* Trecho da página:
::::

Orgulho de ser neta de Dona Tereza.
 
 
Verdade.
Não conheci meus avós paternos, mas tive a felicidade de conhecer os maternos.
Já escrevi uma crônica sobre meu avô João, quem leu sabe e talvez tenha pequena noção de quem ele foi, homem forte, desbravador de terras praticamente selvagens..
O oposto era sua esposa, Tereza. Minha avó materna.
Filha mais velha de uma família aparentada de seu futuro marido, dona de uma meiguice indescritível, criada no mais rigoroso regime patriarcal.
Mulher alta, traços delicados, pele morena clara e cabelos castanho.
Casou cedo, teve quatorze filhos, dois partos de gêmeos que não sobreviveram. Todos nasceram de parto normal como era costume na época, sempre acompanhada pela parteira uma empregada e pelo marido.
Ela contava que na hora do parto se sentava na beira da cama, de costas para o marido que ajoelhado na cama passava os braços sob suas axilas e a sustentava na hora da criança nascer. Ele esteve presente em todos os nascimentos e fazia questão de dar sempre o primeiro banho no recém nascido.
Ela criou dez filhos, cinco mulheres e cinco homens.
Filha de fazendeiro de família bem posta e tradicional, foi criada na cidade. Depois de casada sua vida mudou, foi para o campo, mais precisamente para fazenda com meu avô João.
Ela dizia que depois da primeira rusga que teve com o marido, correu para a casa do pai para buscar apoio e se queixar do problema...
Imediatamente seu pai a devolveu ao marido com a recomendação de que meu avô cuidasse de “segurar e tratar bem” a esposa, a filha dele! Está claro que ela nunca mais buscou apoio, e o marido respeitou as ordens do sogro. (Não respeitasse para ver...)

::::

* Material fornecido:
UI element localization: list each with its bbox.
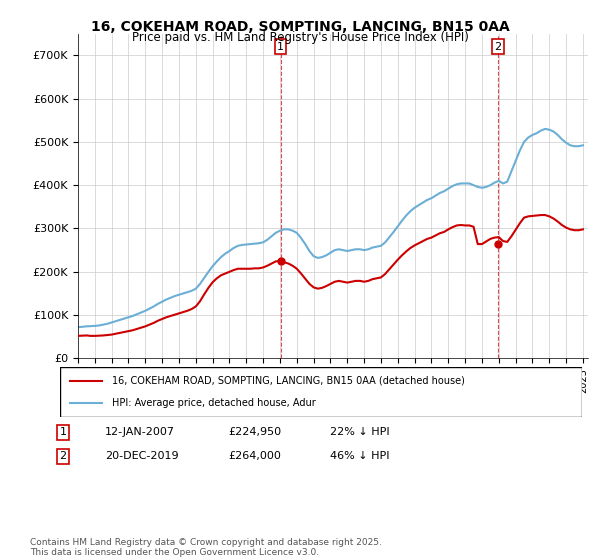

::::

* Tarefa proposta A: No trecho da página sobre Dona Tereza, quantos filhos ela criou?
* Tarefa proposta B: Continue o trecho da página sobre Dona Tereza a partir de onde ele para.

* Resposta esperada A: Dez filhos: cinco mulheres e cinco homens.

* Resposta esperada B:
Interessante naquela época quando alguém mais velho “recomendasse” ou desse uma opinião sobre algum assunto, mesmo particular, era como se fosse uma ordem a ser obedecida pelos mais novos (tinham juízo!). As palavras tinham muita força e me parece que o olhar também!
Tereza não gostava de trabalho caseiro, nunca se aproximou de um fogão nem de vassoura, sempre teve empregadas a seu dispor.
Sua vida se resumia a costurar e bordar a mão as roupinhas do futuro filho, pois sempre estava chegando mais um... Escondia as roupinhas o no seu quarto, os outros filhos nem percebiam que iriam ter mais um irmão.
Bordar roupas de cama e mêsa, toalhinhas para enfeitar os móveis e principalmente verificar se as roupas do marido e dos filhos estavam em ordem para o passeio de fim de semana na casa da cidade.
O marido usava ternos de linho engomados e passados com maior capricho, as meninas com vestido de babadinhos e fitas no cabelo, os meninos sempre de camisas brancas engomadas. Ela de saia longa de seda, blusa de renda, faixa na cintura e sapatos de saltinho.
Na cidade os passeios eram sempre os mesmos.
O marido levava a mulher e as meninas na costureira, para visitar algum parente, ir à missa, dar uma volta no jardim e tomar sorvete.
Os meninos viravam a cidade de pernas para o ar.
Depois de proporcionar estes passeios à família, ele ia conversar com os amigos, tratar de negócios, saber as ultimas novidades e fazer compras no mercado.
A tarde era a hora dele se divertir.
Tocava rabeca e seu irmão Arthur, tocava piano e violino, iam como ele contava “animar a função”, imagino que seja um tipo de baile.
Minha avó ficava em casa cuidando dos filhos e conversando com alguma visita, geralmente parentes.
Quando perguntei por que ela não o acompanhava respondeu com a maior naturalidade, que o vovô precisava se distrair, pois trabalhava demais, e precisava ter um pouco de alegria também. Lugar da mulher era em casa com os filhos. (palavras dela)
Fiquei pensando... Ahhhhhhhh se fosse hoje!
Os filhos são “terceirizados”, sai o maior arranca-rabos quando o marido quer se encontrar sozinho com os amigos, tomar umas cervejas e falar “bobagens”, jogar conversa fora!
Quem será que tem razão, a vò Tereza ou as mães atuais?
Nem ouso refletir muito sobre o assunto muito menos dar opinião... Deus me livre!
Na segunda-feira assim que o dia clareava voltavam para a fazenda, deixando na cidade uma empregada para tomar conta da casa.
E a rotina se restabelecia.
Uma vez por mês, passava na fazenda um senhor de origem árabe chamado Raphael, vendia tecidos, roupas de cama e mesa, sapatos, era o mascate, mal falava português.
Minha avó escolhia a mercadoria, ele almoçava na casa juntamente com a família por que era muito amigo de meu avô.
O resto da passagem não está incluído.